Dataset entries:
>>>>

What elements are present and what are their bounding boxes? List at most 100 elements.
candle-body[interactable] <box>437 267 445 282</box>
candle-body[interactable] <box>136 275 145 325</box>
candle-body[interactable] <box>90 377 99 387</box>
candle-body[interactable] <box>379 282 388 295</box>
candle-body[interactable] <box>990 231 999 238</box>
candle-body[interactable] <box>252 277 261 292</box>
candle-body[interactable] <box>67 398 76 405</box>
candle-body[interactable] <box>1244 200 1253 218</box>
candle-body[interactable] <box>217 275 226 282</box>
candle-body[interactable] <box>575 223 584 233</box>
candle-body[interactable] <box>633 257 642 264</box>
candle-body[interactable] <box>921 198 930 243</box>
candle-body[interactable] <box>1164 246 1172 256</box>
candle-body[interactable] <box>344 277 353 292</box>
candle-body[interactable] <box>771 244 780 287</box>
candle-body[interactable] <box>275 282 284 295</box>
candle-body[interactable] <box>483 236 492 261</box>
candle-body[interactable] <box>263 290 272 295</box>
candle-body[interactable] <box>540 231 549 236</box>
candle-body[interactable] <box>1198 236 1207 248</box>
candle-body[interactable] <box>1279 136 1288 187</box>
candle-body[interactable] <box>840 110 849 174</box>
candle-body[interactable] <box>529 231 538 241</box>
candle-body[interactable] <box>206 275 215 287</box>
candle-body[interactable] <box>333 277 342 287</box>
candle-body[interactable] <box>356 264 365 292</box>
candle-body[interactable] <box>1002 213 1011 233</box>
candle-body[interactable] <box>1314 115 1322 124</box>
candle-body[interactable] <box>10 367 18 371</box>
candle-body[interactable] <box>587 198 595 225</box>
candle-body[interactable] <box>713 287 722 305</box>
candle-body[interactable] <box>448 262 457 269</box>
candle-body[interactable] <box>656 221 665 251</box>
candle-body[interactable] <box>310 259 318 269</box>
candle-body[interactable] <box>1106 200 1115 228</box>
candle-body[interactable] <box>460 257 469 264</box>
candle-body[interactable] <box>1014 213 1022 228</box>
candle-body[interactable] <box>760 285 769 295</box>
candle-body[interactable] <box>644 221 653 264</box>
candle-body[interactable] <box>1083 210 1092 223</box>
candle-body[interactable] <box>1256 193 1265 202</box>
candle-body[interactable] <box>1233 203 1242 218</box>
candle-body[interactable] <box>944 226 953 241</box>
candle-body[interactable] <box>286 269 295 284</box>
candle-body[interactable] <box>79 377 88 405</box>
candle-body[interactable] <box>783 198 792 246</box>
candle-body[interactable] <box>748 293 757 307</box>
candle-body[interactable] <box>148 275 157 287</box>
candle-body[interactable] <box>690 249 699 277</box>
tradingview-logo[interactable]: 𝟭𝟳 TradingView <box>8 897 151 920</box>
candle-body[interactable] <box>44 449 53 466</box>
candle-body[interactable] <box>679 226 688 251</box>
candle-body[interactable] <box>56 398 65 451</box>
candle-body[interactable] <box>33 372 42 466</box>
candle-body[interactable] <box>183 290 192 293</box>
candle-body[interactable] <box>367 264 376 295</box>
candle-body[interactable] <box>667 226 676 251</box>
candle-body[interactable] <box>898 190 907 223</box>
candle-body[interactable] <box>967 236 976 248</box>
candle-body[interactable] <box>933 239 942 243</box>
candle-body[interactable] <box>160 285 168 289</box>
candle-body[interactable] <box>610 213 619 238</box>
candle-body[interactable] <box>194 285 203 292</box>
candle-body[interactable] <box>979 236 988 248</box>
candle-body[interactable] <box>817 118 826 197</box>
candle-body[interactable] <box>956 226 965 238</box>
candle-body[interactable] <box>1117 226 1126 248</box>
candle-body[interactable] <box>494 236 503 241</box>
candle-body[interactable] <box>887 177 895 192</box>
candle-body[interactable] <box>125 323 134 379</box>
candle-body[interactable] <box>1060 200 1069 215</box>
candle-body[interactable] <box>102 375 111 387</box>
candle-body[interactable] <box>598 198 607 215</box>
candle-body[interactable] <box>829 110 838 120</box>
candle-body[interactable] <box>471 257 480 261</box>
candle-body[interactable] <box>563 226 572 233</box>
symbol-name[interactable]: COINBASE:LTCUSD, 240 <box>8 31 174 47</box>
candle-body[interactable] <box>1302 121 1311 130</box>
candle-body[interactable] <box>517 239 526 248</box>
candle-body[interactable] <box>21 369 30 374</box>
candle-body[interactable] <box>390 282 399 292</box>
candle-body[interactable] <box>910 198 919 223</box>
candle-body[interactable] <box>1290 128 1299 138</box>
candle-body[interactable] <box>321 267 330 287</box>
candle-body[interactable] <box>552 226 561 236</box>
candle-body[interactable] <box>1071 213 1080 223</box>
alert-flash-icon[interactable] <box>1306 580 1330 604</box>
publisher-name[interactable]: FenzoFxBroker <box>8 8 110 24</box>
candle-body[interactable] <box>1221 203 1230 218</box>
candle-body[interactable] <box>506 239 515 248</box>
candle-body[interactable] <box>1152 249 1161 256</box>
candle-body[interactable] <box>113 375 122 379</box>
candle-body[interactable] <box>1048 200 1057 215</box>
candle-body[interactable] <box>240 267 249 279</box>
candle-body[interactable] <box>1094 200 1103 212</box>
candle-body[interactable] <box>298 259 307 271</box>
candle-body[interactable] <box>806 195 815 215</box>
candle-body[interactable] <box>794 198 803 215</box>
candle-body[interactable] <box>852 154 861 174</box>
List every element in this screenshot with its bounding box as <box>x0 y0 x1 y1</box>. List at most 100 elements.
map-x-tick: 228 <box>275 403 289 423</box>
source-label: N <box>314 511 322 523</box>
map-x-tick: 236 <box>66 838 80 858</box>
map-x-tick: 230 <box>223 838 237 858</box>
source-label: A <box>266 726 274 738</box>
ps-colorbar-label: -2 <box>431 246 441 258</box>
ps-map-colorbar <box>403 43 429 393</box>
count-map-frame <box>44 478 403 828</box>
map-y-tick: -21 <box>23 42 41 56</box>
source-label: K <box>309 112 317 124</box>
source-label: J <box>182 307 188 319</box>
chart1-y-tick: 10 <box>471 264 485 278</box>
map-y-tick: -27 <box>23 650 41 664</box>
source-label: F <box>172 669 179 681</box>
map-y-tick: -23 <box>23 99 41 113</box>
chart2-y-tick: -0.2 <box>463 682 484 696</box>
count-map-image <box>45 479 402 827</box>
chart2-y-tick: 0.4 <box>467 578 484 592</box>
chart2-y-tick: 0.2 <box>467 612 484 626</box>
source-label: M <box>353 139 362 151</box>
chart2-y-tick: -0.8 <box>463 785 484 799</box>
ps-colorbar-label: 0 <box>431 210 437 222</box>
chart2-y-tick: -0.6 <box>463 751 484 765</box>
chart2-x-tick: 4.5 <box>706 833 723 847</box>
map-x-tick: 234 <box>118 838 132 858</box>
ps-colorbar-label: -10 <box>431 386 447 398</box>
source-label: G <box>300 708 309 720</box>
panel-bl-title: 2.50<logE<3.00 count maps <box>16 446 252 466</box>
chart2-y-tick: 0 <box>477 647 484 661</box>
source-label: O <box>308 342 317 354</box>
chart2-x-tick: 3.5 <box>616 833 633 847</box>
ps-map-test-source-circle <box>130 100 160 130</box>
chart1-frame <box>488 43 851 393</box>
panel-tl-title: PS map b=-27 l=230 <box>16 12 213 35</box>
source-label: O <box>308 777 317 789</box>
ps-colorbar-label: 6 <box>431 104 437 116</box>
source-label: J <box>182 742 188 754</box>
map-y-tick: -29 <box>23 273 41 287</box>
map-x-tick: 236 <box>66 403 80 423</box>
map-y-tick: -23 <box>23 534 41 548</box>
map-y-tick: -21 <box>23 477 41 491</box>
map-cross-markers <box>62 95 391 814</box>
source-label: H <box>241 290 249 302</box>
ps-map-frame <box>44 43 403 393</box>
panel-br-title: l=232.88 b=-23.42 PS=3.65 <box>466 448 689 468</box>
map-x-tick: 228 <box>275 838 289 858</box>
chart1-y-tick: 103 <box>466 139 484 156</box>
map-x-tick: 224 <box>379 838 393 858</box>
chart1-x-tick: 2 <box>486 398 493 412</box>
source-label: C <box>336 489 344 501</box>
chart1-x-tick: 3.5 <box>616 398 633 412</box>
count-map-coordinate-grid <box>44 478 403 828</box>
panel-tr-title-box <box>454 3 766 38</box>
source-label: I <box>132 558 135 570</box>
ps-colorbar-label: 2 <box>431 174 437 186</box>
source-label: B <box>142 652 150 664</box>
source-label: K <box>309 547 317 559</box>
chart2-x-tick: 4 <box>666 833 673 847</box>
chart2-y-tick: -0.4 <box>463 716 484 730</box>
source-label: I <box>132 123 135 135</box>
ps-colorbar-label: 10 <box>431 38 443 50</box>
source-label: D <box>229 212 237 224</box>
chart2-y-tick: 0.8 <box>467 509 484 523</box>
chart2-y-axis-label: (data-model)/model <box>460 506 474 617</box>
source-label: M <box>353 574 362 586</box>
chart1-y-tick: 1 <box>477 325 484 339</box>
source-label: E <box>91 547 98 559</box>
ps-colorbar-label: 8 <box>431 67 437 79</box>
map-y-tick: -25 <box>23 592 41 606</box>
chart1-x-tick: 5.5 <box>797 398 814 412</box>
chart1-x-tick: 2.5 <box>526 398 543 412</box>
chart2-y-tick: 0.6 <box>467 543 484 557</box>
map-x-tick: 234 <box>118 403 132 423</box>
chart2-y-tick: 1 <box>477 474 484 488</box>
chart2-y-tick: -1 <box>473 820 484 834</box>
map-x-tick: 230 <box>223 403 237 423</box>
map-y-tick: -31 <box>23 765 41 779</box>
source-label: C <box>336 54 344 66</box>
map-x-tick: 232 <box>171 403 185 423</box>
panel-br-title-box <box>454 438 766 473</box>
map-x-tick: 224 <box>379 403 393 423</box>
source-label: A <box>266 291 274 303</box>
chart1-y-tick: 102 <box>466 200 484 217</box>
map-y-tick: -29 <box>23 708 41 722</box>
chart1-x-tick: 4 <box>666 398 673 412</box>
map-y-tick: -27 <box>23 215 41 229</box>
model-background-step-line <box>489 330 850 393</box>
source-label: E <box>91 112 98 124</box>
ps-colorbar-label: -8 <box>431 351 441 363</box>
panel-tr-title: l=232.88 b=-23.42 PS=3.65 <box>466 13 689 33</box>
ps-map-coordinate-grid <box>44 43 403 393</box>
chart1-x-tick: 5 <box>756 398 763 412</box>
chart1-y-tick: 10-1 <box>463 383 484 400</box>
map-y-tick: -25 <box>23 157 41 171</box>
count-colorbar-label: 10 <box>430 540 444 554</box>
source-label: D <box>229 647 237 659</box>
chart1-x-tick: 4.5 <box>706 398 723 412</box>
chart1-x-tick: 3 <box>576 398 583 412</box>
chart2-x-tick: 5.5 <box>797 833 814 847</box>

<<<<

Can you format the records, from the first line up to and including the line containing "candle-body[interactable] <box>90 377", as a Markdown table with the columns Row and Line, leaving out any blank lines?

- **COMPLETE OUTPUT**:
| Row | Line |
|---|---|
| 1 | What elements are present and what are their bounding boxes? List at most 100 elements. |
| 2 | candle-body[interactable] <box>437 267 445 282</box> |
| 3 | candle-body[interactable] <box>136 275 145 325</box> |
| 4 | candle-body[interactable] <box>90 377 99 387</box> |